Your goal: Quote every entry word for word.
▬▬▬▬▬▬
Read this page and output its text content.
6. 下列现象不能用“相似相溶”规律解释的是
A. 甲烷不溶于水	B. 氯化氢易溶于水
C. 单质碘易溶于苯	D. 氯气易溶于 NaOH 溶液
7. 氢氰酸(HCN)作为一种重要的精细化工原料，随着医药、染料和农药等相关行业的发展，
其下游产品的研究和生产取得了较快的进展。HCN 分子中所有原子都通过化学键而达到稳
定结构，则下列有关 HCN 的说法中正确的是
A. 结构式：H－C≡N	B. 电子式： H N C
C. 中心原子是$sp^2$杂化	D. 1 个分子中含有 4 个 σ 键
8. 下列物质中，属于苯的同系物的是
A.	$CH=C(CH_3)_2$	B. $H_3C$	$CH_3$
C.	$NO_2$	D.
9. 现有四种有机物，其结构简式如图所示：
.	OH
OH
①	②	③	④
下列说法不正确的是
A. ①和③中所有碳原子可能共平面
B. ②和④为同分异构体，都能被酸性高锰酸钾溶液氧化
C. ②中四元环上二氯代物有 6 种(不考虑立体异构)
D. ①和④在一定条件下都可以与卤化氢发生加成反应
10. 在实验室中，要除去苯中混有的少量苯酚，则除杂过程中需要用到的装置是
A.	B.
▬▬▬▬▬▬
Exercise solution:
Read this page and output its text content.
6. 下列现象不能用“相似相溶”规律解释的是
A. 甲烷不溶于水	B. 氯化氢易溶于水
C. 单质碘易溶于苯	D. 氯气易溶于 NaOH 溶液
7. 氢氰酸(HCN)作为一种重要的精细化工原料，随着医药、染料和农药等相关行业的发展，
其下游产品的研究和生产取得了较快的进展。HCN 分子中所有原子都通过化学键而达到稳
定结构，则下列有关 HCN 的说法中正确的是
A. 结构式：H－C≡N	B. 电子式： H N C
C. 中心原子是$sp^2$杂化	D. 1 个分子中含有 4 个 σ 键
8. 下列物质中，属于苯的同系物的是
A.	$CH=C(CH_3)_2$	B. $H_3C$	$CH_3$
C.	$NO_2$	D.
9. 现有四种有机物，其结构简式如图所示：
.	OH
OH
①	②	③	④
下列说法不正确的是
A. ①和③中所有碳原子可能共平面
B. ②和④为同分异构体，都能被酸性高锰酸钾溶液氧化
C. ②中四元环上二氯代物有 6 种(不考虑立体异构)
D. ①和④在一定条件下都可以与卤化氢发生加成反应
10. 在实验室中，要除去苯中混有的少量苯酚，则除杂过程中需要用到的装置是
A.	B.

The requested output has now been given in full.